Challenge:
Gather every line of the entries that includes the word "icon".

Information provided:
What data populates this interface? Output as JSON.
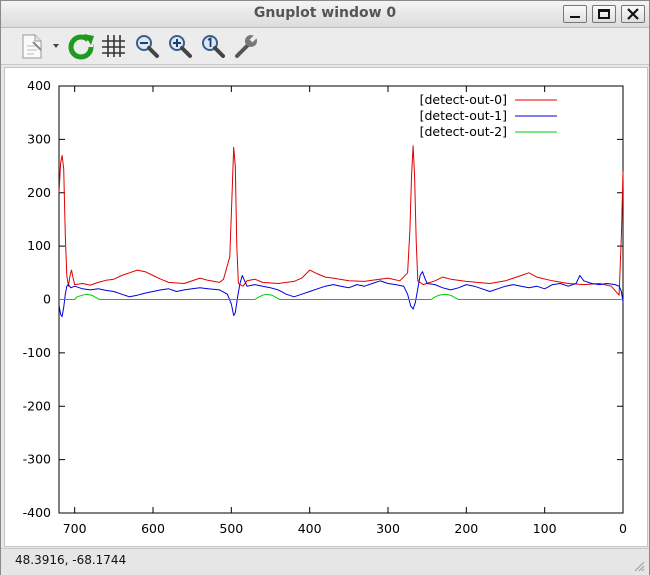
{
  "window": {
    "title": "Gnuplot window 0",
    "controls": [
      "minimize",
      "maximize",
      "close"
    ]
  },
  "toolbar": {
    "tools": [
      {
        "name": "export-icon",
        "label": "Export"
      },
      {
        "name": "replot-icon",
        "label": "Replot"
      },
      {
        "name": "grid-icon",
        "label": "Grid"
      },
      {
        "name": "zoom-out-icon",
        "label": "Zoom out"
      },
      {
        "name": "zoom-in-icon",
        "label": "Zoom in"
      },
      {
        "name": "zoom-reset-icon",
        "label": "Zoom 1"
      },
      {
        "name": "config-wrench-icon",
        "label": "Configuration"
      }
    ]
  },
  "status": {
    "coordinates": "48.3916, -68.1744"
  },
  "colors": {
    "series0": "#e00000",
    "series1": "#0000dd",
    "series2": "#00cc00"
  },
  "chart_data": {
    "type": "line",
    "title": "",
    "xlabel": "",
    "ylabel": "",
    "xlim": [
      720,
      0
    ],
    "ylim": [
      -400,
      400
    ],
    "x_reversed": true,
    "xticks": [
      700,
      600,
      500,
      400,
      300,
      200,
      100,
      0
    ],
    "yticks": [
      400,
      300,
      200,
      100,
      0,
      -100,
      -200,
      -300,
      -400
    ],
    "legend_position": "top-right",
    "grid": false,
    "series": [
      {
        "name": "[detect-out-0]",
        "color": "#e00000",
        "points": [
          [
            720,
            200
          ],
          [
            718,
            255
          ],
          [
            716,
            270
          ],
          [
            714,
            245
          ],
          [
            712,
            120
          ],
          [
            710,
            45
          ],
          [
            708,
            25
          ],
          [
            706,
            45
          ],
          [
            704,
            55
          ],
          [
            702,
            40
          ],
          [
            700,
            28
          ],
          [
            690,
            30
          ],
          [
            680,
            27
          ],
          [
            670,
            32
          ],
          [
            660,
            36
          ],
          [
            650,
            38
          ],
          [
            640,
            45
          ],
          [
            630,
            50
          ],
          [
            620,
            55
          ],
          [
            610,
            52
          ],
          [
            600,
            45
          ],
          [
            590,
            38
          ],
          [
            580,
            32
          ],
          [
            560,
            30
          ],
          [
            540,
            40
          ],
          [
            530,
            36
          ],
          [
            515,
            32
          ],
          [
            510,
            38
          ],
          [
            502,
            80
          ],
          [
            499,
            200
          ],
          [
            497,
            285
          ],
          [
            495,
            250
          ],
          [
            493,
            100
          ],
          [
            491,
            30
          ],
          [
            485,
            25
          ],
          [
            480,
            35
          ],
          [
            470,
            38
          ],
          [
            460,
            32
          ],
          [
            440,
            30
          ],
          [
            420,
            34
          ],
          [
            410,
            40
          ],
          [
            400,
            55
          ],
          [
            390,
            48
          ],
          [
            380,
            42
          ],
          [
            370,
            40
          ],
          [
            350,
            35
          ],
          [
            330,
            34
          ],
          [
            320,
            36
          ],
          [
            300,
            40
          ],
          [
            285,
            35
          ],
          [
            275,
            50
          ],
          [
            272,
            130
          ],
          [
            270,
            230
          ],
          [
            268,
            288
          ],
          [
            266,
            230
          ],
          [
            264,
            110
          ],
          [
            262,
            35
          ],
          [
            255,
            28
          ],
          [
            240,
            35
          ],
          [
            230,
            42
          ],
          [
            220,
            38
          ],
          [
            200,
            34
          ],
          [
            170,
            30
          ],
          [
            150,
            35
          ],
          [
            130,
            45
          ],
          [
            120,
            50
          ],
          [
            110,
            42
          ],
          [
            90,
            35
          ],
          [
            70,
            30
          ],
          [
            50,
            28
          ],
          [
            30,
            30
          ],
          [
            15,
            25
          ],
          [
            5,
            8
          ],
          [
            2,
            120
          ],
          [
            0,
            240
          ]
        ]
      },
      {
        "name": "[detect-out-1]",
        "color": "#0000dd",
        "points": [
          [
            720,
            -10
          ],
          [
            718,
            -28
          ],
          [
            716,
            -32
          ],
          [
            714,
            -15
          ],
          [
            712,
            10
          ],
          [
            710,
            25
          ],
          [
            708,
            28
          ],
          [
            705,
            22
          ],
          [
            700,
            25
          ],
          [
            690,
            20
          ],
          [
            680,
            18
          ],
          [
            670,
            20
          ],
          [
            660,
            17
          ],
          [
            650,
            15
          ],
          [
            640,
            10
          ],
          [
            630,
            5
          ],
          [
            620,
            8
          ],
          [
            610,
            12
          ],
          [
            600,
            15
          ],
          [
            590,
            18
          ],
          [
            580,
            20
          ],
          [
            570,
            15
          ],
          [
            560,
            18
          ],
          [
            550,
            20
          ],
          [
            540,
            22
          ],
          [
            530,
            20
          ],
          [
            515,
            18
          ],
          [
            505,
            10
          ],
          [
            500,
            -8
          ],
          [
            497,
            -30
          ],
          [
            495,
            -25
          ],
          [
            492,
            5
          ],
          [
            489,
            30
          ],
          [
            486,
            45
          ],
          [
            484,
            38
          ],
          [
            480,
            25
          ],
          [
            470,
            28
          ],
          [
            460,
            25
          ],
          [
            450,
            22
          ],
          [
            440,
            18
          ],
          [
            430,
            10
          ],
          [
            420,
            5
          ],
          [
            410,
            10
          ],
          [
            400,
            15
          ],
          [
            390,
            20
          ],
          [
            380,
            25
          ],
          [
            370,
            28
          ],
          [
            360,
            25
          ],
          [
            350,
            22
          ],
          [
            340,
            28
          ],
          [
            330,
            25
          ],
          [
            320,
            30
          ],
          [
            310,
            35
          ],
          [
            300,
            30
          ],
          [
            290,
            28
          ],
          [
            280,
            25
          ],
          [
            275,
            10
          ],
          [
            271,
            -12
          ],
          [
            268,
            -18
          ],
          [
            265,
            -5
          ],
          [
            262,
            20
          ],
          [
            259,
            45
          ],
          [
            256,
            52
          ],
          [
            253,
            40
          ],
          [
            250,
            30
          ],
          [
            240,
            28
          ],
          [
            230,
            22
          ],
          [
            220,
            18
          ],
          [
            210,
            22
          ],
          [
            200,
            28
          ],
          [
            190,
            25
          ],
          [
            180,
            20
          ],
          [
            170,
            15
          ],
          [
            160,
            20
          ],
          [
            150,
            25
          ],
          [
            140,
            28
          ],
          [
            130,
            25
          ],
          [
            120,
            22
          ],
          [
            110,
            25
          ],
          [
            100,
            20
          ],
          [
            90,
            28
          ],
          [
            80,
            30
          ],
          [
            70,
            25
          ],
          [
            60,
            30
          ],
          [
            55,
            45
          ],
          [
            50,
            35
          ],
          [
            40,
            30
          ],
          [
            30,
            28
          ],
          [
            20,
            30
          ],
          [
            10,
            28
          ],
          [
            5,
            25
          ],
          [
            2,
            15
          ],
          [
            0,
            -5
          ]
        ]
      },
      {
        "name": "[detect-out-2]",
        "color": "#00cc00",
        "points": [
          [
            720,
            0
          ],
          [
            700,
            0
          ],
          [
            697,
            5
          ],
          [
            690,
            8
          ],
          [
            685,
            10
          ],
          [
            678,
            8
          ],
          [
            672,
            3
          ],
          [
            668,
            0
          ],
          [
            470,
            0
          ],
          [
            466,
            4
          ],
          [
            460,
            8
          ],
          [
            455,
            10
          ],
          [
            448,
            8
          ],
          [
            442,
            3
          ],
          [
            438,
            0
          ],
          [
            245,
            0
          ],
          [
            241,
            4
          ],
          [
            235,
            8
          ],
          [
            228,
            10
          ],
          [
            220,
            8
          ],
          [
            214,
            3
          ],
          [
            210,
            0
          ],
          [
            0,
            0
          ]
        ]
      }
    ]
  }
}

Task output:
        "name": "export-icon",
        "name": "replot-icon",
        "name": "grid-icon",
        "name": "zoom-out-icon",
        "name": "zoom-in-icon",
        "name": "zoom-reset-icon",
        "name": "config-wrench-icon",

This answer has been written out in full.